▶ _Dataset excerpts_
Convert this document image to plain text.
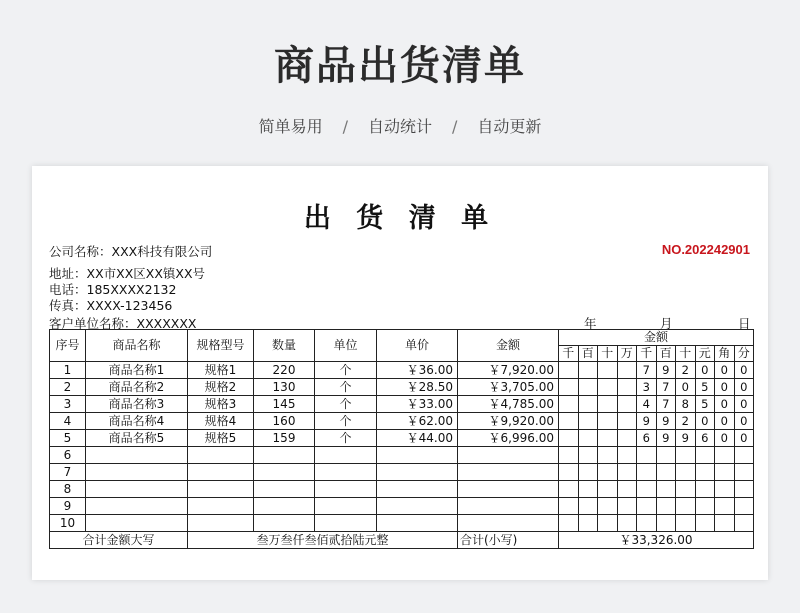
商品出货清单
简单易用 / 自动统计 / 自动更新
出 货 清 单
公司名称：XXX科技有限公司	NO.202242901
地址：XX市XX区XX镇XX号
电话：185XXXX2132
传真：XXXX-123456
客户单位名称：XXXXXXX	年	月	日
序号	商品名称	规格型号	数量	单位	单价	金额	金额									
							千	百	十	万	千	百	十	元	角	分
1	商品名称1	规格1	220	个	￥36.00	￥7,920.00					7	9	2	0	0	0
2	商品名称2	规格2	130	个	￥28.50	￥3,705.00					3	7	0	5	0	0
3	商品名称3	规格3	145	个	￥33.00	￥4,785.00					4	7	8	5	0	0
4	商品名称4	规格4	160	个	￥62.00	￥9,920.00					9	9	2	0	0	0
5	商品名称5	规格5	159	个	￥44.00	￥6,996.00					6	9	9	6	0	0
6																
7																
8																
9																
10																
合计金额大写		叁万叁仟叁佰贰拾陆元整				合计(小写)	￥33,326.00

▶ _Given request_
Output the lines above in full and exactly as given, omitting any pictures.

▶ _Result for this exercise_
Convert this document image to plain text.
商品出货清单
简单易用 / 自动统计 / 自动更新
出 货 清 单
公司名称：XXX科技有限公司	NO.202242901
地址：XX市XX区XX镇XX号
电话：185XXXX2132
传真：XXXX-123456
客户单位名称：XXXXXXX	年	月	日
序号	商品名称	规格型号	数量	单位	单价	金额	金额									
							千	百	十	万	千	百	十	元	角	分
1	商品名称1	规格1	220	个	￥36.00	￥7,920.00					7	9	2	0	0	0
2	商品名称2	规格2	130	个	￥28.50	￥3,705.00					3	7	0	5	0	0
3	商品名称3	规格3	145	个	￥33.00	￥4,785.00					4	7	8	5	0	0
4	商品名称4	规格4	160	个	￥62.00	￥9,920.00					9	9	2	0	0	0
5	商品名称5	规格5	159	个	￥44.00	￥6,996.00					6	9	9	6	0	0
6																
7																
8																
9																
10																
合计金额大写		叁万叁仟叁佰贰拾陆元整				合计(小写)	￥33,326.00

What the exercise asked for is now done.